(Saved data entries)

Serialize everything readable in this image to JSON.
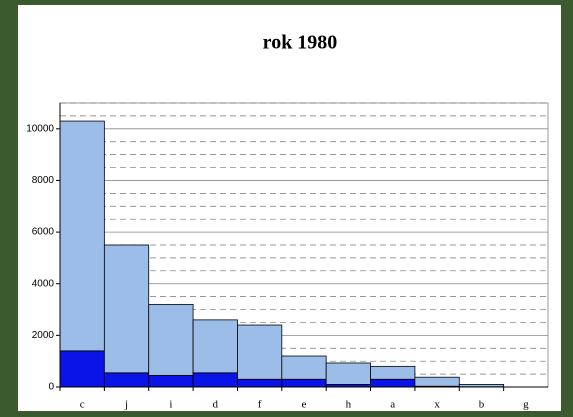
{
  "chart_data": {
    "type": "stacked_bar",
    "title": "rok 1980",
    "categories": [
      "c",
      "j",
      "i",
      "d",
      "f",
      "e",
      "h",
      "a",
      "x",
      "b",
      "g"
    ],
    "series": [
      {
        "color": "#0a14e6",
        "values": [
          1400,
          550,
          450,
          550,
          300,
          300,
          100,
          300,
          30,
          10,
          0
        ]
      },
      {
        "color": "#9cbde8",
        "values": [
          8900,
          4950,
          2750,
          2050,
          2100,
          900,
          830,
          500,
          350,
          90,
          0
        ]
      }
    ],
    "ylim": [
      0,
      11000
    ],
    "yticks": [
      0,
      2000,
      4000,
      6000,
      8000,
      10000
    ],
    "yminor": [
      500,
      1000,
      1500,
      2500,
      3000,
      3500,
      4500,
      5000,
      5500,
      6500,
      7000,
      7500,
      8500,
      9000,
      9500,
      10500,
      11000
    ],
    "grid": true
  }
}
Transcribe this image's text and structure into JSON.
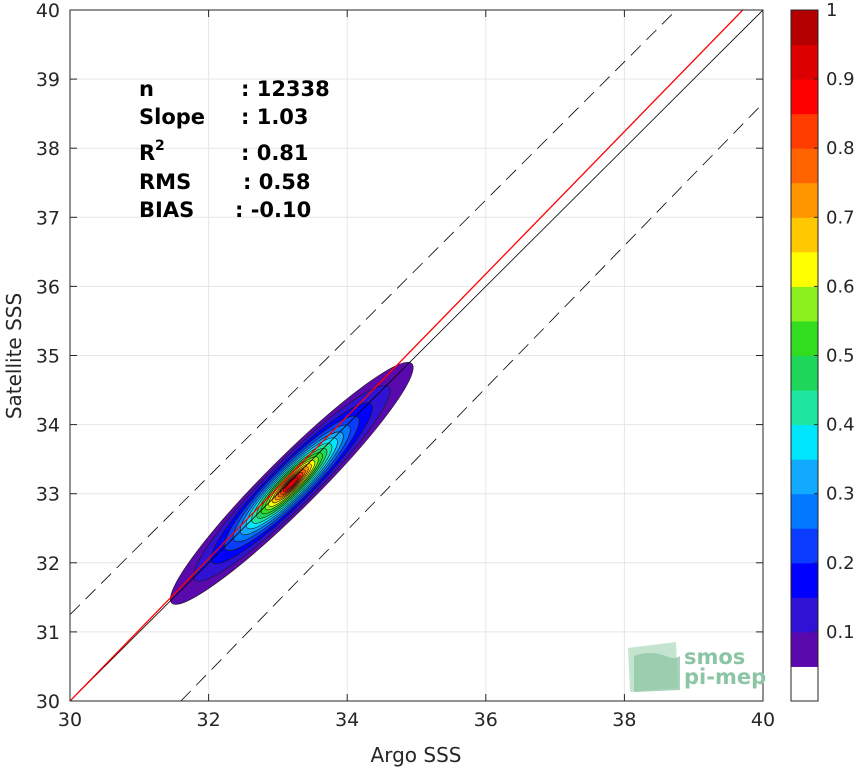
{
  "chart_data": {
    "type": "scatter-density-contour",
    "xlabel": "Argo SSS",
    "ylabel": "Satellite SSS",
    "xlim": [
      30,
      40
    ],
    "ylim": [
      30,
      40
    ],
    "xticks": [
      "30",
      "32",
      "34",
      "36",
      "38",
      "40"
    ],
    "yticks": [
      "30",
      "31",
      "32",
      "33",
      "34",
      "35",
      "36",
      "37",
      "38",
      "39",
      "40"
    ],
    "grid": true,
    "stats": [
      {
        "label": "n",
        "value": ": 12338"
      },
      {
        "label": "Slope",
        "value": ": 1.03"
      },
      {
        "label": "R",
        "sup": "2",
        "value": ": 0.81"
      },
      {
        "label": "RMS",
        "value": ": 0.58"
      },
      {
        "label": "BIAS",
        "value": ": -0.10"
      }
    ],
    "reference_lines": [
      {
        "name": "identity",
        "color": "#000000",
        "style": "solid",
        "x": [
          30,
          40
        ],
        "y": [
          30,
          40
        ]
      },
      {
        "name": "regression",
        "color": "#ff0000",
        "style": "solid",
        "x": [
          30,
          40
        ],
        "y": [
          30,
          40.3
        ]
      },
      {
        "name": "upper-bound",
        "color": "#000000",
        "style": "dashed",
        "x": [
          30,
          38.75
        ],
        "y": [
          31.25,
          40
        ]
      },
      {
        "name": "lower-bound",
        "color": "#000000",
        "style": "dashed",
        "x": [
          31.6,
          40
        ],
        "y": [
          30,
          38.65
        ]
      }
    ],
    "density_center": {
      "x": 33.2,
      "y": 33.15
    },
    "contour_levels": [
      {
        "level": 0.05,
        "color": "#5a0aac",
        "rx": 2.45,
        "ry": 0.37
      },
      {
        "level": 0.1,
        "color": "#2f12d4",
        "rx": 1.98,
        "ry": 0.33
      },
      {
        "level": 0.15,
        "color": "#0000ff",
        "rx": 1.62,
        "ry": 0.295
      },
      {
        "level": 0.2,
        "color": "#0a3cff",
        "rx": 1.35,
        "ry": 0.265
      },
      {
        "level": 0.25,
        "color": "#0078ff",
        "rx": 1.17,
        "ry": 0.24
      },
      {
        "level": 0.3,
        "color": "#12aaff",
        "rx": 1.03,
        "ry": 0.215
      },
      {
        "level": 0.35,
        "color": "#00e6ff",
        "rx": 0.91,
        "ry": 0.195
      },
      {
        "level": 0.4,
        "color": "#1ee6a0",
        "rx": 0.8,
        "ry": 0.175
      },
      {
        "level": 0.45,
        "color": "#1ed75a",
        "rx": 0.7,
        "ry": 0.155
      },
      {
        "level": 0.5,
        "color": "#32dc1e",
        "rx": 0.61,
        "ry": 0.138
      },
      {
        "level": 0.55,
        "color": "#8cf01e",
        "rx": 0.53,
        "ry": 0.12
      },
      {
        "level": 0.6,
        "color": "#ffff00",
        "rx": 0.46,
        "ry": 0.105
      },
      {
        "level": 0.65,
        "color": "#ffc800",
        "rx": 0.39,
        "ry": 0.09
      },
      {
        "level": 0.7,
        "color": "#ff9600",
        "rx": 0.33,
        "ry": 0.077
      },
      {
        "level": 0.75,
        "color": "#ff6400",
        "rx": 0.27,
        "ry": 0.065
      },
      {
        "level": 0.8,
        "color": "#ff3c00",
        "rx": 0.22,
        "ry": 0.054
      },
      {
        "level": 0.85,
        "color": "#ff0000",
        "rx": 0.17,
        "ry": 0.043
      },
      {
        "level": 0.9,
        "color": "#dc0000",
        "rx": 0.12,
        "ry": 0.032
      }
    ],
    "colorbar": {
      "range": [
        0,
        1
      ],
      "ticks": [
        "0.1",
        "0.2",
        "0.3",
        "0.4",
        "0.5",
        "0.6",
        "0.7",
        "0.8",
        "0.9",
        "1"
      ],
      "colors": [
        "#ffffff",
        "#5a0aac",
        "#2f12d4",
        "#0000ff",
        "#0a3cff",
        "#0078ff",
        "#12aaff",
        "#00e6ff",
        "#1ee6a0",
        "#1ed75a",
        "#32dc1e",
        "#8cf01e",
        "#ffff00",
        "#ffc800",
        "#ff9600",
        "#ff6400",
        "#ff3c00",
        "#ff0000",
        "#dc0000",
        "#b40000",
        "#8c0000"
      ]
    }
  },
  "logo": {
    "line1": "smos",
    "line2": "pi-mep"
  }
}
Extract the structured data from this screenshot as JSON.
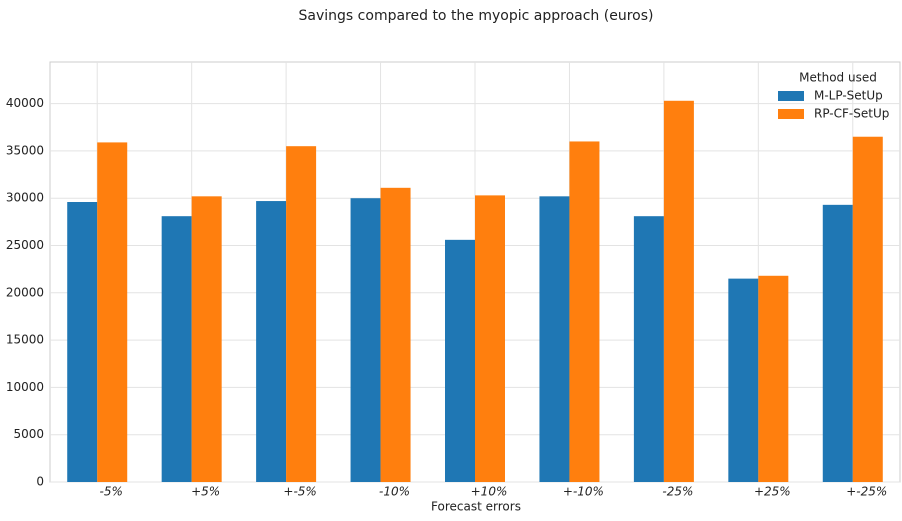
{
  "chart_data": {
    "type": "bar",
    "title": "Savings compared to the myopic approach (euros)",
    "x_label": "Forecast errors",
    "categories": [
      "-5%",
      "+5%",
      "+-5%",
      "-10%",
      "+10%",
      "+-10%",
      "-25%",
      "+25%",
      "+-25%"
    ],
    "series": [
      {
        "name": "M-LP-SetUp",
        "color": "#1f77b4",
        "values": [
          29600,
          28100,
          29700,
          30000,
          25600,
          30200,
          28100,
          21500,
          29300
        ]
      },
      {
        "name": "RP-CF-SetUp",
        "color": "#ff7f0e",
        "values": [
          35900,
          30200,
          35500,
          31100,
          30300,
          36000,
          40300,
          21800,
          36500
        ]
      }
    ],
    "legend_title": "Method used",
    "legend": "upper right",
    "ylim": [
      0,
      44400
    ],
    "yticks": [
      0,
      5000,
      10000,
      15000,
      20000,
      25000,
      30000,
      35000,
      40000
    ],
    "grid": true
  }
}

Request. Return all lines containing the word "JSON".

Written answer.
Serialize everything readable in this image to JSON.
Transcribe this image's text and structure into JSON.
Extract the structured data from this screenshot as JSON.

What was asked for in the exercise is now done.